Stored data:
* BEGIN *

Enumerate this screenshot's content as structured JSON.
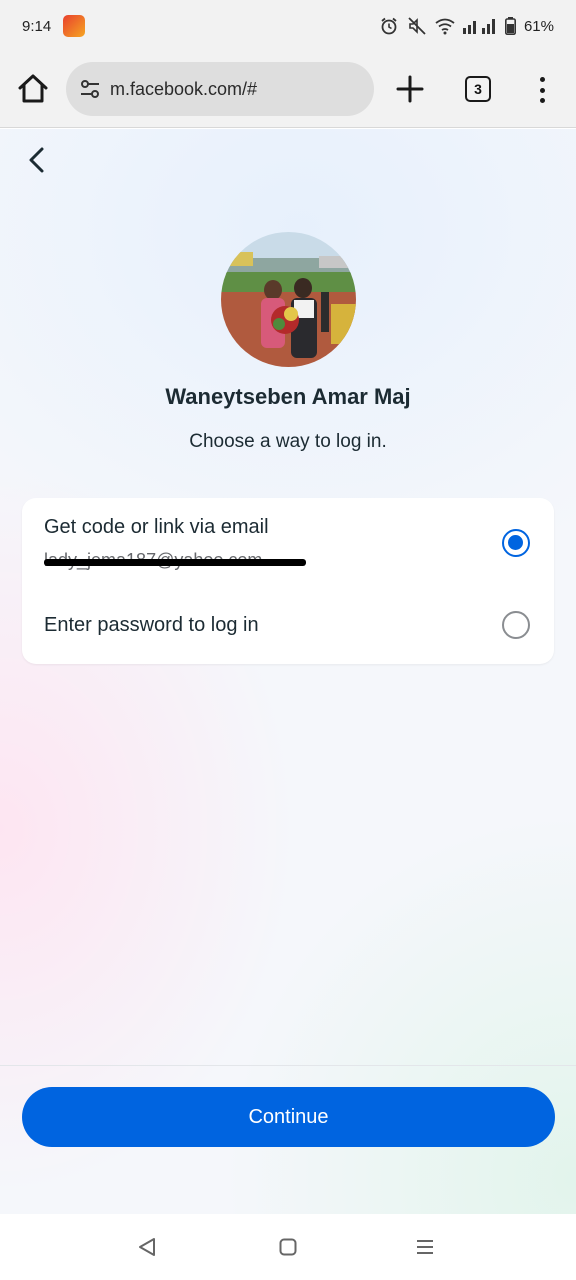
{
  "status_bar": {
    "time": "9:14",
    "battery": "61%"
  },
  "browser": {
    "url": "m.facebook.com/#",
    "tab_count": "3"
  },
  "page": {
    "user_name": "Waneytseben Amar Maj",
    "subtitle": "Choose a way to log in.",
    "options": [
      {
        "label": "Get code or link via email",
        "detail": "lady_jema187@yahoo.com",
        "selected": true
      },
      {
        "label": "Enter password to log in",
        "selected": false
      }
    ],
    "continue_label": "Continue"
  },
  "colors": {
    "accent": "#0064e0",
    "text": "#1c2b33"
  },
  "icons": [
    "home-icon",
    "tune-icon",
    "plus-icon",
    "tabs-icon",
    "more-vert-icon",
    "back-icon",
    "alarm-icon",
    "mute-icon",
    "wifi-icon",
    "signal-icon",
    "battery-icon",
    "nav-back-icon",
    "nav-home-icon",
    "nav-recent-icon"
  ]
}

* END *

Would you mind returning each entry above word for word, skipping the images?

Enumerate this screenshot's content as structured JSON.
{
  "status_bar": {
    "time": "9:14",
    "battery": "61%"
  },
  "browser": {
    "url": "m.facebook.com/#",
    "tab_count": "3"
  },
  "page": {
    "user_name": "Waneytseben Amar Maj",
    "subtitle": "Choose a way to log in.",
    "options": [
      {
        "label": "Get code or link via email",
        "detail": "lady_jema187@yahoo.com",
        "selected": true
      },
      {
        "label": "Enter password to log in",
        "selected": false
      }
    ],
    "continue_label": "Continue"
  },
  "colors": {
    "accent": "#0064e0",
    "text": "#1c2b33"
  },
  "icons": [
    "home-icon",
    "tune-icon",
    "plus-icon",
    "tabs-icon",
    "more-vert-icon",
    "back-icon",
    "alarm-icon",
    "mute-icon",
    "wifi-icon",
    "signal-icon",
    "battery-icon",
    "nav-back-icon",
    "nav-home-icon",
    "nav-recent-icon"
  ]
}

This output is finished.